═════ INPUT DATA ═════

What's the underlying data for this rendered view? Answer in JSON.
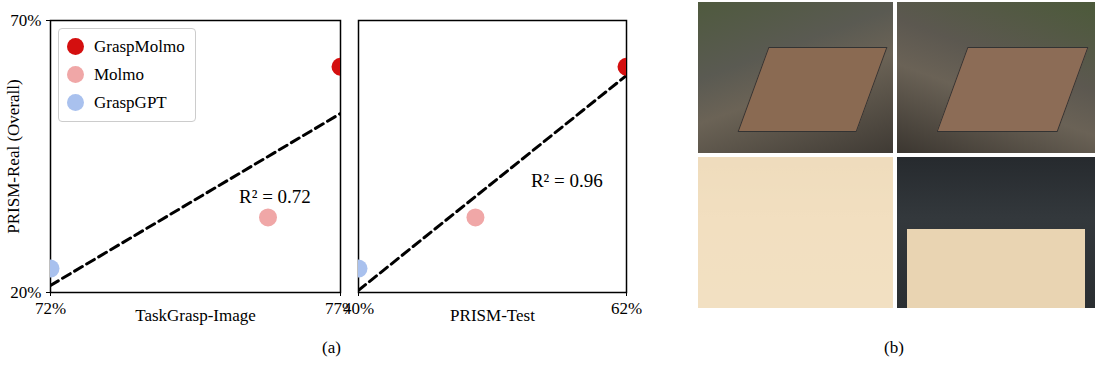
{
  "chart_data": [
    {
      "type": "scatter",
      "x_label": "TaskGrasp-Image",
      "y_label": "PRISM-Real (Overall)",
      "xlim": [
        72,
        77
      ],
      "xticks": [
        {
          "value": 72,
          "label": "72%"
        },
        {
          "value": 77,
          "label": "77%"
        }
      ],
      "ylim": [
        20,
        70
      ],
      "yticks": [
        {
          "value": 20,
          "label": "20%"
        },
        {
          "value": 70,
          "label": "70%"
        }
      ],
      "legend": "upper left",
      "series": [
        {
          "name": "GraspMolmo",
          "color": "#d40f0f",
          "marker": "circle",
          "x": [
            77
          ],
          "values": [
            61.5
          ]
        },
        {
          "name": "Molmo",
          "color": "#f0a7a7",
          "marker": "circle",
          "x": [
            75.75
          ],
          "values": [
            33.8
          ]
        },
        {
          "name": "GraspGPT",
          "color": "#a9c1ee",
          "marker": "circle",
          "x": [
            72
          ],
          "values": [
            24.4
          ]
        }
      ],
      "trend_line": {
        "line_style": "dashed",
        "color": "#000000",
        "x": [
          72,
          77
        ],
        "values": [
          21.3,
          52.9
        ]
      },
      "annotations": [
        {
          "text": "R² = 0.72",
          "x": 75.87,
          "y": 37.5
        }
      ]
    },
    {
      "type": "scatter",
      "x_label": "PRISM-Test",
      "xlim": [
        40,
        62
      ],
      "xticks": [
        {
          "value": 40,
          "label": "40%"
        },
        {
          "value": 62,
          "label": "62%"
        }
      ],
      "ylim": [
        20,
        70
      ],
      "tick_labels": "x",
      "series": [
        {
          "name": "GraspMolmo",
          "color": "#d40f0f",
          "marker": "circle",
          "x": [
            62
          ],
          "values": [
            61.5
          ]
        },
        {
          "name": "Molmo",
          "color": "#f0a7a7",
          "marker": "circle",
          "x": [
            49.6
          ],
          "values": [
            33.8
          ]
        },
        {
          "name": "GraspGPT",
          "color": "#a9c1ee",
          "marker": "circle",
          "x": [
            40
          ],
          "values": [
            24.4
          ]
        }
      ],
      "trend_line": {
        "line_style": "dashed",
        "color": "#000000",
        "x": [
          40,
          62
        ],
        "values": [
          20.4,
          59.9
        ]
      },
      "annotations": [
        {
          "text": "R² = 0.96",
          "x": 57.1,
          "y": 40.6
        }
      ]
    }
  ],
  "panel_labels": [
    "(a)",
    "(b)"
  ]
}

═════

### TASK REQUIREMENTS
Each record above should come back exactly the same, only without its pictures.

### COMPLETED EXERCISE
What's the underlying data for this rendered view? Answer in JSON.
{
  "chart_data": [
    {
      "type": "scatter",
      "x_label": "TaskGrasp-Image",
      "y_label": "PRISM-Real (Overall)",
      "xlim": [
        72,
        77
      ],
      "xticks": [
        {
          "value": 72,
          "label": "72%"
        },
        {
          "value": 77,
          "label": "77%"
        }
      ],
      "ylim": [
        20,
        70
      ],
      "yticks": [
        {
          "value": 20,
          "label": "20%"
        },
        {
          "value": 70,
          "label": "70%"
        }
      ],
      "legend": "upper left",
      "series": [
        {
          "name": "GraspMolmo",
          "color": "#d40f0f",
          "marker": "circle",
          "x": [
            77
          ],
          "values": [
            61.5
          ]
        },
        {
          "name": "Molmo",
          "color": "#f0a7a7",
          "marker": "circle",
          "x": [
            75.75
          ],
          "values": [
            33.8
          ]
        },
        {
          "name": "GraspGPT",
          "color": "#a9c1ee",
          "marker": "circle",
          "x": [
            72
          ],
          "values": [
            24.4
          ]
        }
      ],
      "trend_line": {
        "line_style": "dashed",
        "color": "#000000",
        "x": [
          72,
          77
        ],
        "values": [
          21.3,
          52.9
        ]
      },
      "annotations": [
        {
          "text": "R² = 0.72",
          "x": 75.87,
          "y": 37.5
        }
      ]
    },
    {
      "type": "scatter",
      "x_label": "PRISM-Test",
      "xlim": [
        40,
        62
      ],
      "xticks": [
        {
          "value": 40,
          "label": "40%"
        },
        {
          "value": 62,
          "label": "62%"
        }
      ],
      "ylim": [
        20,
        70
      ],
      "tick_labels": "x",
      "series": [
        {
          "name": "GraspMolmo",
          "color": "#d40f0f",
          "marker": "circle",
          "x": [
            62
          ],
          "values": [
            61.5
          ]
        },
        {
          "name": "Molmo",
          "color": "#f0a7a7",
          "marker": "circle",
          "x": [
            49.6
          ],
          "values": [
            33.8
          ]
        },
        {
          "name": "GraspGPT",
          "color": "#a9c1ee",
          "marker": "circle",
          "x": [
            40
          ],
          "values": [
            24.4
          ]
        }
      ],
      "trend_line": {
        "line_style": "dashed",
        "color": "#000000",
        "x": [
          40,
          62
        ],
        "values": [
          20.4,
          59.9
        ]
      },
      "annotations": [
        {
          "text": "R² = 0.96",
          "x": 57.1,
          "y": 40.6
        }
      ]
    }
  ],
  "panel_labels": [
    "(a)",
    "(b)"
  ]
}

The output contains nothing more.